*Given exercise*.
Copy nothing but the text: repeat each entry exactly and drop the images.

*Items*.
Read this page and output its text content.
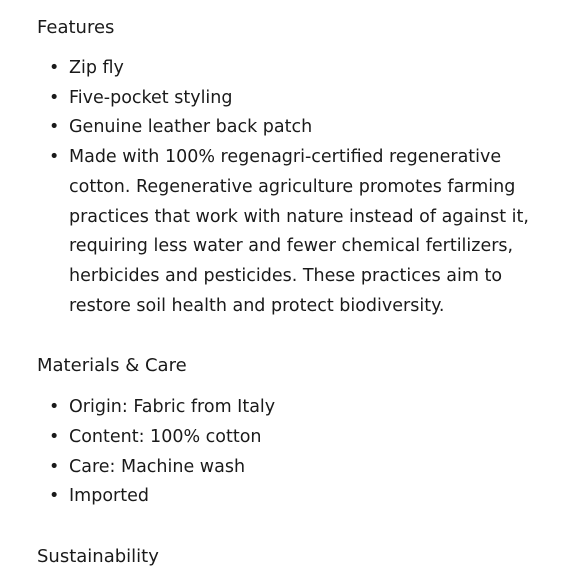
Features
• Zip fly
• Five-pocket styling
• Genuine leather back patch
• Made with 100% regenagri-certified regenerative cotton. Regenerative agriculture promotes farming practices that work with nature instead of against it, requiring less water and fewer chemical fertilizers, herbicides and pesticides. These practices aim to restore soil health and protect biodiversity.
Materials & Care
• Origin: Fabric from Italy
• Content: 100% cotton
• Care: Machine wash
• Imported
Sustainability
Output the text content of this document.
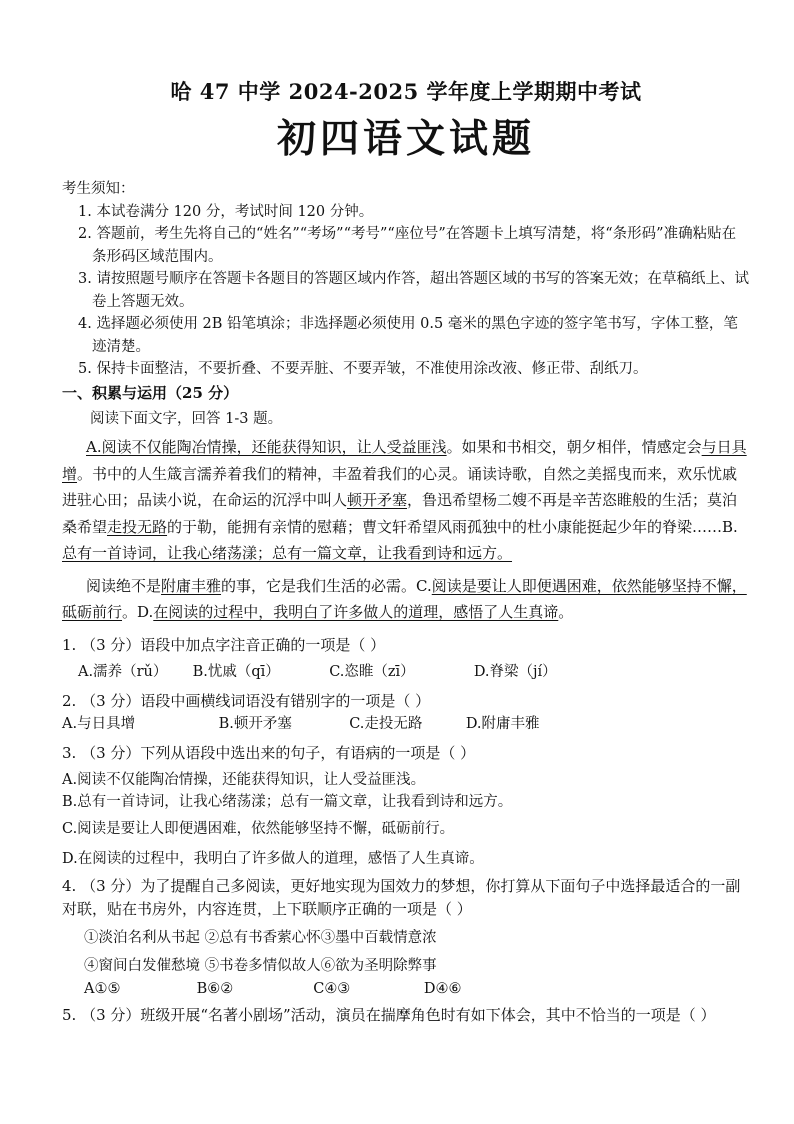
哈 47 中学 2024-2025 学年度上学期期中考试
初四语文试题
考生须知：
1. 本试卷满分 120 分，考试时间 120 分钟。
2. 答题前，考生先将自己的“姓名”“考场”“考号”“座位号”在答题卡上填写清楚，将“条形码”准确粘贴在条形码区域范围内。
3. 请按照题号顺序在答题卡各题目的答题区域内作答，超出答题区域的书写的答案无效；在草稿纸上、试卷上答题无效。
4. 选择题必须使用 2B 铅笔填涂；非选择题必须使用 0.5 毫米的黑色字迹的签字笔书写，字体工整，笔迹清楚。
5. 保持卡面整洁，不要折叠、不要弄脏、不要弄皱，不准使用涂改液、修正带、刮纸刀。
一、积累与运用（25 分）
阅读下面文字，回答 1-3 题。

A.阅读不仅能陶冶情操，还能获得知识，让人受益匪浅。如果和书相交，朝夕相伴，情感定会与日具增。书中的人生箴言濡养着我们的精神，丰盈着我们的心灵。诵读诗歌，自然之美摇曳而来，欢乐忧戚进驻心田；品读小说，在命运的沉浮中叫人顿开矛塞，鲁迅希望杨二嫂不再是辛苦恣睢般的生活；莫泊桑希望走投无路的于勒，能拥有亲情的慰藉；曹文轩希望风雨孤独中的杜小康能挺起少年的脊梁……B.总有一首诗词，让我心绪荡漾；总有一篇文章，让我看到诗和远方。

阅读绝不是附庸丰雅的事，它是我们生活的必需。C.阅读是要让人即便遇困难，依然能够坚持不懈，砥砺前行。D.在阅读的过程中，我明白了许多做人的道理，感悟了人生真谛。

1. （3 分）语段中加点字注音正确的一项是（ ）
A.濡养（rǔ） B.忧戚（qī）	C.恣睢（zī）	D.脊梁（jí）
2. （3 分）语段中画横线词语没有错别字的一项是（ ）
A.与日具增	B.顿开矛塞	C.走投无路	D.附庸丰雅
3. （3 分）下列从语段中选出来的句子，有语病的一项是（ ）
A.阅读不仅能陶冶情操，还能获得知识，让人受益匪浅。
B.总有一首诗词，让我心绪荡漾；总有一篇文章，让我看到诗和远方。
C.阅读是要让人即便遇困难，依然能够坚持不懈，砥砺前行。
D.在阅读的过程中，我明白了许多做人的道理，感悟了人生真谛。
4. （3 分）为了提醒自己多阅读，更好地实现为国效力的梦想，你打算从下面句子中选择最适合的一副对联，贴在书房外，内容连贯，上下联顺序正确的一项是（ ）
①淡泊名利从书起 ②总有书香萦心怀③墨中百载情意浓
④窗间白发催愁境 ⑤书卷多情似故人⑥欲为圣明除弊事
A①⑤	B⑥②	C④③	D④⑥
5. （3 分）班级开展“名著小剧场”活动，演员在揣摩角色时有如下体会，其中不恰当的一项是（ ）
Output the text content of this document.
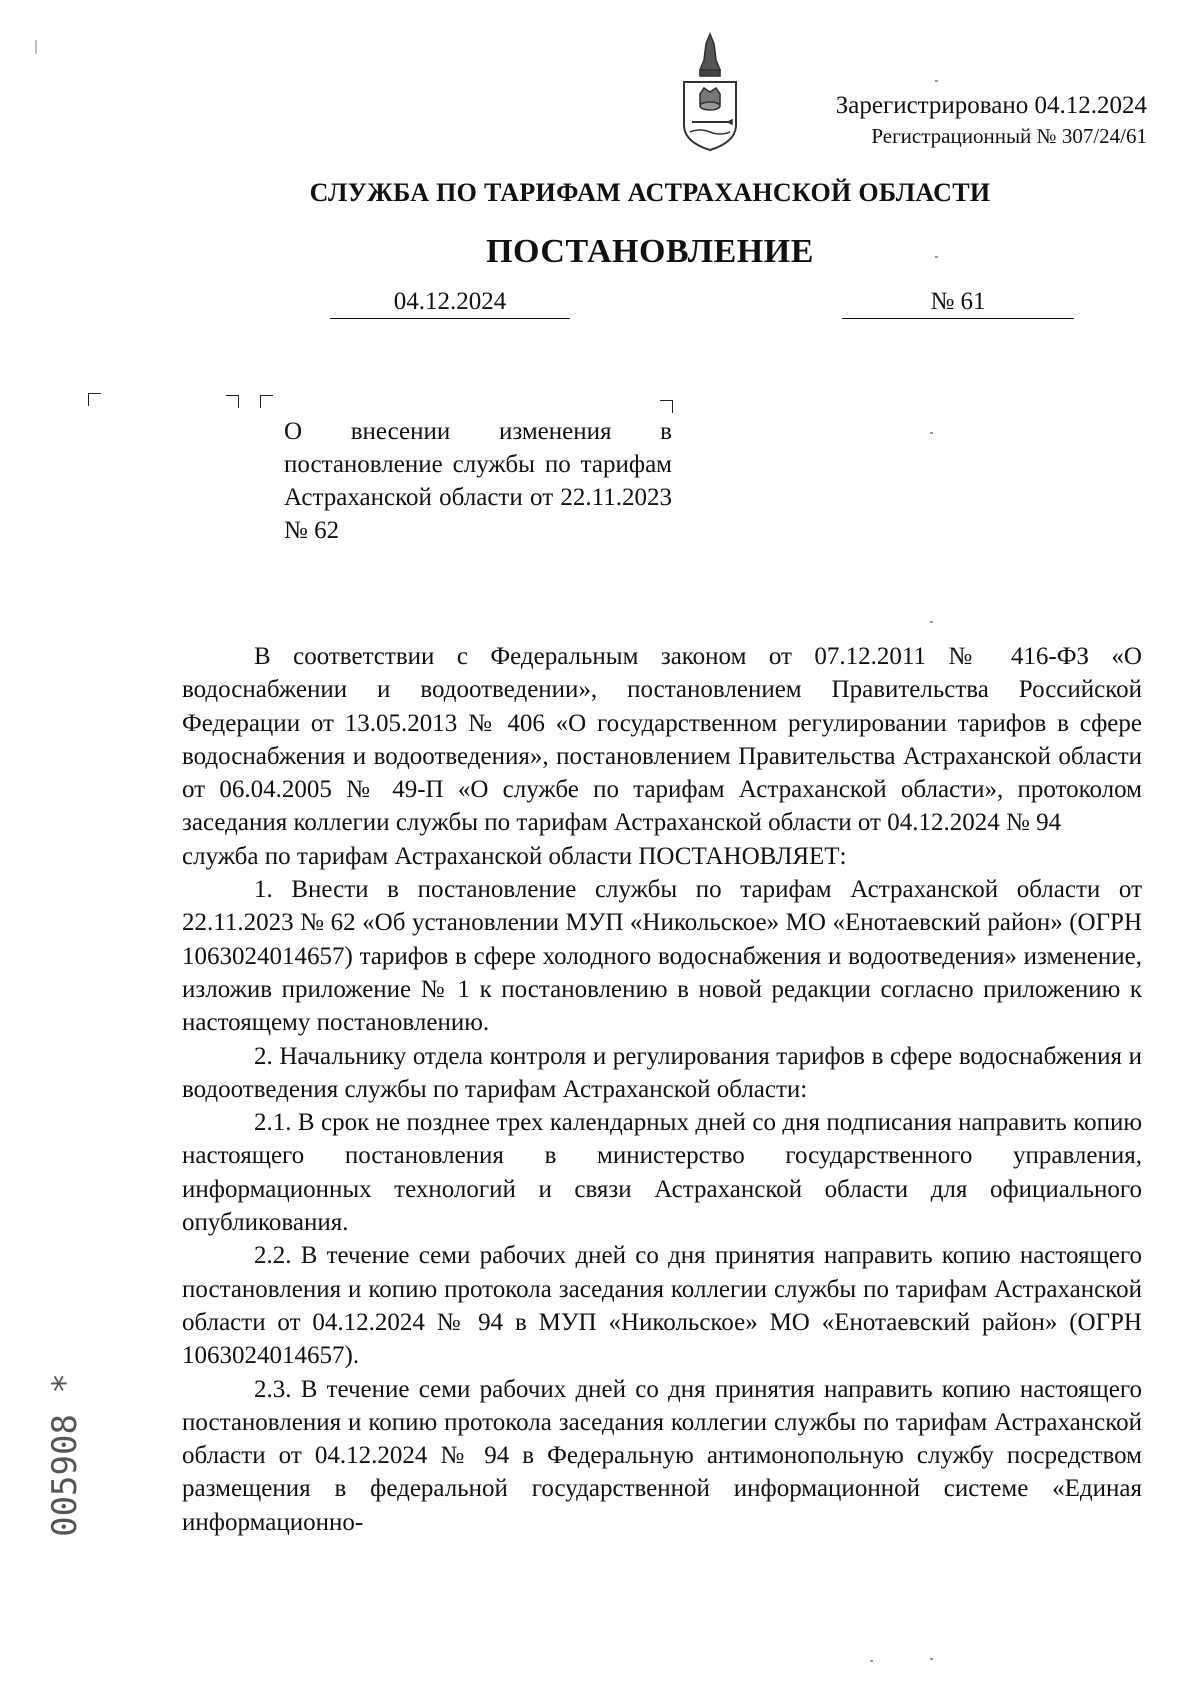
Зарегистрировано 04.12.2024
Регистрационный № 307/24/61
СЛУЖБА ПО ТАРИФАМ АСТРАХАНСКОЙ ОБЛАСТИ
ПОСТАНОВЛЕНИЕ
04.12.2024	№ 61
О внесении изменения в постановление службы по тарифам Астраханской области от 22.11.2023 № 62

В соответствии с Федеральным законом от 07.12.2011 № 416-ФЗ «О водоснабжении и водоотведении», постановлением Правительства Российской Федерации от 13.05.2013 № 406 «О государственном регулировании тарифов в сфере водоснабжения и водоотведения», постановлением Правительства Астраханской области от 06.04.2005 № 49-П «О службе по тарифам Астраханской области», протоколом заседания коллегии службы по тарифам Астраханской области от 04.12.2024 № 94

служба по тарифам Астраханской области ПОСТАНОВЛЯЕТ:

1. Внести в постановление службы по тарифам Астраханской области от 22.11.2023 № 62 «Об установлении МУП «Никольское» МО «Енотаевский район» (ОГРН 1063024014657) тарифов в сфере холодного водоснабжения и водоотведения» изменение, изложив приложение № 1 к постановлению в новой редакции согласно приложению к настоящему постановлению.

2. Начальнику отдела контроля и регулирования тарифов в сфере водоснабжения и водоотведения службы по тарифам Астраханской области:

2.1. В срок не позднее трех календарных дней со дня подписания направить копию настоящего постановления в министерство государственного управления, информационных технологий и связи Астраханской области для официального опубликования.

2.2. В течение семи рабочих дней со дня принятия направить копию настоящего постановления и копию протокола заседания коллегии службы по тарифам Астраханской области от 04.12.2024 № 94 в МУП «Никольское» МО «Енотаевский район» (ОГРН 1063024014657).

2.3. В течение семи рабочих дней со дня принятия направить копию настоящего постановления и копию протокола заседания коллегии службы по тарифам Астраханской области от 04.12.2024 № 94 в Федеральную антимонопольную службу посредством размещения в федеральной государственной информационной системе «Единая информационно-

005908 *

*Output for this exercise*.
Read this page and output its text content.
Features
• Zip fly
• Five-pocket styling
• Genuine leather back patch
• Made with 100% regenagri-certified regenerative cotton. Regenerative agriculture promotes farming practices that work with nature instead of against it, requiring less water and fewer chemical fertilizers, herbicides and pesticides. These practices aim to restore soil health and protect biodiversity.
Materials & Care
• Origin: Fabric from Italy
• Content: 100% cotton
• Care: Machine wash
• Imported
Sustainability
Output the text content of this document.
哈 47 中学 2024-2025 学年度上学期期中考试
初四语文试题
考生须知：
1. 本试卷满分 120 分，考试时间 120 分钟。
2. 答题前，考生先将自己的“姓名”“考场”“考号”“座位号”在答题卡上填写清楚，将“条形码”准确粘贴在条形码区域范围内。
3. 请按照题号顺序在答题卡各题目的答题区域内作答，超出答题区域的书写的答案无效；在草稿纸上、试卷上答题无效。
4. 选择题必须使用 2B 铅笔填涂；非选择题必须使用 0.5 毫米的黑色字迹的签字笔书写，字体工整，笔迹清楚。
5. 保持卡面整洁，不要折叠、不要弄脏、不要弄皱，不准使用涂改液、修正带、刮纸刀。
一、积累与运用（25 分）
阅读下面文字，回答 1-3 题。

A.阅读不仅能陶冶情操，还能获得知识，让人受益匪浅。如果和书相交，朝夕相伴，情感定会与日具增。书中的人生箴言濡养着我们的精神，丰盈着我们的心灵。诵读诗歌，自然之美摇曳而来，欢乐忧戚进驻心田；品读小说，在命运的沉浮中叫人顿开矛塞，鲁迅希望杨二嫂不再是辛苦恣睢般的生活；莫泊桑希望走投无路的于勒，能拥有亲情的慰藉；曹文轩希望风雨孤独中的杜小康能挺起少年的脊梁……B.总有一首诗词，让我心绪荡漾；总有一篇文章，让我看到诗和远方。

阅读绝不是附庸丰雅的事，它是我们生活的必需。C.阅读是要让人即便遇困难，依然能够坚持不懈，砥砺前行。D.在阅读的过程中，我明白了许多做人的道理，感悟了人生真谛。

1. （3 分）语段中加点字注音正确的一项是（ ）
A.濡养（rǔ） B.忧戚（qī）	C.恣睢（zī）	D.脊梁（jí）
2. （3 分）语段中画横线词语没有错别字的一项是（ ）
A.与日具增	B.顿开矛塞	C.走投无路	D.附庸丰雅
3. （3 分）下列从语段中选出来的句子，有语病的一项是（ ）
A.阅读不仅能陶冶情操，还能获得知识，让人受益匪浅。
B.总有一首诗词，让我心绪荡漾；总有一篇文章，让我看到诗和远方。
C.阅读是要让人即便遇困难，依然能够坚持不懈，砥砺前行。
D.在阅读的过程中，我明白了许多做人的道理，感悟了人生真谛。
4. （3 分）为了提醒自己多阅读，更好地实现为国效力的梦想，你打算从下面句子中选择最适合的一副对联，贴在书房外，内容连贯，上下联顺序正确的一项是（ ）
①淡泊名利从书起 ②总有书香萦心怀③墨中百载情意浓
④窗间白发催愁境 ⑤书卷多情似故人⑥欲为圣明除弊事
A①⑤	B⑥②	C④③	D④⑥
5. （3 分）班级开展“名著小剧场”活动，演员在揣摩角色时有如下体会，其中不恰当的一项是（ ）
Output the text content of this document.
Зарегистрировано 04.12.2024
Регистрационный № 307/24/61
СЛУЖБА ПО ТАРИФАМ АСТРАХАНСКОЙ ОБЛАСТИ
ПОСТАНОВЛЕНИЕ
04.12.2024	№ 61
О внесении изменения в постановление службы по тарифам Астраханской области от 22.11.2023 № 62

В соответствии с Федеральным законом от 07.12.2011 № 416-ФЗ «О водоснабжении и водоотведении», постановлением Правительства Российской Федерации от 13.05.2013 № 406 «О государственном регулировании тарифов в сфере водоснабжения и водоотведения», постановлением Правительства Астраханской области от 06.04.2005 № 49-П «О службе по тарифам Астраханской области», протоколом заседания коллегии службы по тарифам Астраханской области от 04.12.2024 № 94

служба по тарифам Астраханской области ПОСТАНОВЛЯЕТ:

1. Внести в постановление службы по тарифам Астраханской области от 22.11.2023 № 62 «Об установлении МУП «Никольское» МО «Енотаевский район» (ОГРН 1063024014657) тарифов в сфере холодного водоснабжения и водоотведения» изменение, изложив приложение № 1 к постановлению в новой редакции согласно приложению к настоящему постановлению.

2. Начальнику отдела контроля и регулирования тарифов в сфере водоснабжения и водоотведения службы по тарифам Астраханской области:

2.1. В срок не позднее трех календарных дней со дня подписания направить копию настоящего постановления в министерство государственного управления, информационных технологий и связи Астраханской области для официального опубликования.

2.2. В течение семи рабочих дней со дня принятия направить копию настоящего постановления и копию протокола заседания коллегии службы по тарифам Астраханской области от 04.12.2024 № 94 в МУП «Никольское» МО «Енотаевский район» (ОГРН 1063024014657).

2.3. В течение семи рабочих дней со дня принятия направить копию настоящего постановления и копию протокола заседания коллегии службы по тарифам Астраханской области от 04.12.2024 № 94 в Федеральную антимонопольную службу посредством размещения в федеральной государственной информационной системе «Единая информационно-

005908 *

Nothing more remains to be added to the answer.